Records:
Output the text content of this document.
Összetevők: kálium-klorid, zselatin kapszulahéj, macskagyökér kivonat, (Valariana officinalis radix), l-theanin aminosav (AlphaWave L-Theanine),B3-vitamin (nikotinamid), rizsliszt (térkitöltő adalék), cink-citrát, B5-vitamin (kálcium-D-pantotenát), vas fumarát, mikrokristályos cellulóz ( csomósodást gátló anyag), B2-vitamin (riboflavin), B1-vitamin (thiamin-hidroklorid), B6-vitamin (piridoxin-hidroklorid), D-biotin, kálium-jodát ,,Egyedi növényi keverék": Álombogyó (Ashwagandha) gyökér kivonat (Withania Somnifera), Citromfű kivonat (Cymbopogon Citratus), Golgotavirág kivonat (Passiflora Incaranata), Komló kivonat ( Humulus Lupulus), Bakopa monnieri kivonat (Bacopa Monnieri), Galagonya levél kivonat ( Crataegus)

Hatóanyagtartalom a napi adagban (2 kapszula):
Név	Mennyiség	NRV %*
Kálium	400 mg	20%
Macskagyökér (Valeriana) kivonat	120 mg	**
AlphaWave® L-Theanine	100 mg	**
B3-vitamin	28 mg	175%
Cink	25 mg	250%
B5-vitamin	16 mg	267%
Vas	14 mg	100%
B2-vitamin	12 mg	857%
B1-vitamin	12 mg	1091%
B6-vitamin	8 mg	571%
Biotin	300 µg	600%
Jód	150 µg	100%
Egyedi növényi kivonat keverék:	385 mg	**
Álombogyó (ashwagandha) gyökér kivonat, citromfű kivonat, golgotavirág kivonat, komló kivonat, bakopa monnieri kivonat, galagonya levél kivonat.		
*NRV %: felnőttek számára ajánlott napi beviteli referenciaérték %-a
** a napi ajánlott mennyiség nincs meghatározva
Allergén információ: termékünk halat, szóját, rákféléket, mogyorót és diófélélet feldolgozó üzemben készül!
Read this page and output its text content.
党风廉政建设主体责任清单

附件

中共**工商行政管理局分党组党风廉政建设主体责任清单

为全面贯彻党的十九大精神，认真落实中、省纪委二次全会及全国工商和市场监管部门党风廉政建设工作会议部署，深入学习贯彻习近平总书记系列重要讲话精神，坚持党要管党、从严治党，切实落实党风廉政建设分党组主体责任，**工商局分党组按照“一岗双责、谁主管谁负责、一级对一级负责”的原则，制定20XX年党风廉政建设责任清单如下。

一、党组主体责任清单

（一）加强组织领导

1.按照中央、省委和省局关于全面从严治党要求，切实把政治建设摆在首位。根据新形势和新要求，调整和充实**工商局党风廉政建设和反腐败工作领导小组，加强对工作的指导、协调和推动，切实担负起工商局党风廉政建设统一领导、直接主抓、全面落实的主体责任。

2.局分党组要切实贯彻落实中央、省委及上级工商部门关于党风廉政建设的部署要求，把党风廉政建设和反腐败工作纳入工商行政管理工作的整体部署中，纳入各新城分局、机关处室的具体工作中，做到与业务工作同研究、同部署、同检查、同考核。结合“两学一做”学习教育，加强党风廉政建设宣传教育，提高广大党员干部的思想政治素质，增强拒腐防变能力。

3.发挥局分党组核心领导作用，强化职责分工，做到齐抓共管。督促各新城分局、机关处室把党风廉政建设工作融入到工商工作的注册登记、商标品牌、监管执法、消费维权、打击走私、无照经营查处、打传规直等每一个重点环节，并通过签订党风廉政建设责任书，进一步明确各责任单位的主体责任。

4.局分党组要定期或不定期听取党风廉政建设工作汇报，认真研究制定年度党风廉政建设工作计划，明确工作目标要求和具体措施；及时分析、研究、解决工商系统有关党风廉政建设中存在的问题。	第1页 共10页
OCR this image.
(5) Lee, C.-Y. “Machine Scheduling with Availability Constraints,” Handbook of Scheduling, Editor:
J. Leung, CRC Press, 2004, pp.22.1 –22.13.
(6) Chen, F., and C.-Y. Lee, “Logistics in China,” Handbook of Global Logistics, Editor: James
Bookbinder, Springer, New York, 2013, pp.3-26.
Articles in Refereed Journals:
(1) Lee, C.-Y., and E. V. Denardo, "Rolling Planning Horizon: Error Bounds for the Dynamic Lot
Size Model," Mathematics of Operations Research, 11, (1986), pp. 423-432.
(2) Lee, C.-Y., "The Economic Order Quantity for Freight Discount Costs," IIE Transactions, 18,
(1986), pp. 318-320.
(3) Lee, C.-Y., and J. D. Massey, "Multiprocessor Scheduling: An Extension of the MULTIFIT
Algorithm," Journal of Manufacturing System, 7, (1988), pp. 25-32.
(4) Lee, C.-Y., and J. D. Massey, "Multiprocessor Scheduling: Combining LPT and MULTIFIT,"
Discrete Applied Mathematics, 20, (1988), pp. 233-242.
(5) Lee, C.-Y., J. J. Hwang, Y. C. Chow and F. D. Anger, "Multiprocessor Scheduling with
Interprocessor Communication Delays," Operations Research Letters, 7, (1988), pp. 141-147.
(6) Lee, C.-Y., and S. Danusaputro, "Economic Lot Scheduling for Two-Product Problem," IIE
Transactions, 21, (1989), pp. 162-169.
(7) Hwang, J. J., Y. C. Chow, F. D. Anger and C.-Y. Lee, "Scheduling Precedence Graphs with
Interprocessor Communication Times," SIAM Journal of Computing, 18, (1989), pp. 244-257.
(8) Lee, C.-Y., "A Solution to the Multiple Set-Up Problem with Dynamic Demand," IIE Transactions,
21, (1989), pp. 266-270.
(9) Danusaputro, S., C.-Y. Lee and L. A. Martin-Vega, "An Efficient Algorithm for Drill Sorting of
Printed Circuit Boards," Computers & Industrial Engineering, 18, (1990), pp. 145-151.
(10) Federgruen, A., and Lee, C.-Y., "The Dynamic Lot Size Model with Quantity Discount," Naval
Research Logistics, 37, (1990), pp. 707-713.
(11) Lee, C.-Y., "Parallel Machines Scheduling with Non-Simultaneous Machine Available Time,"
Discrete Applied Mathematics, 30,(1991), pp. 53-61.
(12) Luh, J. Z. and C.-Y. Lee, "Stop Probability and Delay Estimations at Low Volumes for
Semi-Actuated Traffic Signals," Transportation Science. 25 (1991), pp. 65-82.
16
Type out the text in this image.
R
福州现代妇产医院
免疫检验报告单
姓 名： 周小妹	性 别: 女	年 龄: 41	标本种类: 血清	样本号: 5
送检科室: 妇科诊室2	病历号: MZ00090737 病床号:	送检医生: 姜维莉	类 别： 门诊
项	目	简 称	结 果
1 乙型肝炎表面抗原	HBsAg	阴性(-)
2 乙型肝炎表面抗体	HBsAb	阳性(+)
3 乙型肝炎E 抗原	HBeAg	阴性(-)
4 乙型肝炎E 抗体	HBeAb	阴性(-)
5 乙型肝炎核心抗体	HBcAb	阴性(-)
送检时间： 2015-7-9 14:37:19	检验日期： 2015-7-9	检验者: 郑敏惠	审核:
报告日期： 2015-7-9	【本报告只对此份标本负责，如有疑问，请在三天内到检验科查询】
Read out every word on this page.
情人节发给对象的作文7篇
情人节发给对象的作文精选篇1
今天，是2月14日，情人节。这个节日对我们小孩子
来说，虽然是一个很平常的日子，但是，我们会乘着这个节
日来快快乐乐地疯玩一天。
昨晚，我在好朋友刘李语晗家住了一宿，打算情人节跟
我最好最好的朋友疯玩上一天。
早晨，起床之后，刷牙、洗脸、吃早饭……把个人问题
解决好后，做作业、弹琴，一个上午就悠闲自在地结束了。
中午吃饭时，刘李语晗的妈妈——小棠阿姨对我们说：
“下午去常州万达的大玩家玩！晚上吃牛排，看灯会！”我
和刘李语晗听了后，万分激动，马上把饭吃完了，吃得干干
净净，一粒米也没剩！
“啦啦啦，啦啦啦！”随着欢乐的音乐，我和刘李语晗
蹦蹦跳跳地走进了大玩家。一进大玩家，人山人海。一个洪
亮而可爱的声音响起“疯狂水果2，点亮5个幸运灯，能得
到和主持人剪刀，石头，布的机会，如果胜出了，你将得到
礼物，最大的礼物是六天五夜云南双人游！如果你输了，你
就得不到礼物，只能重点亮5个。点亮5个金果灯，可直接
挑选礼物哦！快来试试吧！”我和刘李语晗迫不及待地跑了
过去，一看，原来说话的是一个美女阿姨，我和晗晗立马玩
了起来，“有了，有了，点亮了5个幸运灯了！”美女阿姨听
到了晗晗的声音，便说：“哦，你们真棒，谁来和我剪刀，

Task objective: Copy out each line of the material that holds the word "Model".

Response to the task:
Size Model," Mathematics of Operations Research, 11, (1986), pp. 423-432.
(10) Federgruen, A., and Lee, C.-Y., "The Dynamic Lot Size Model with Quantity Discount," Naval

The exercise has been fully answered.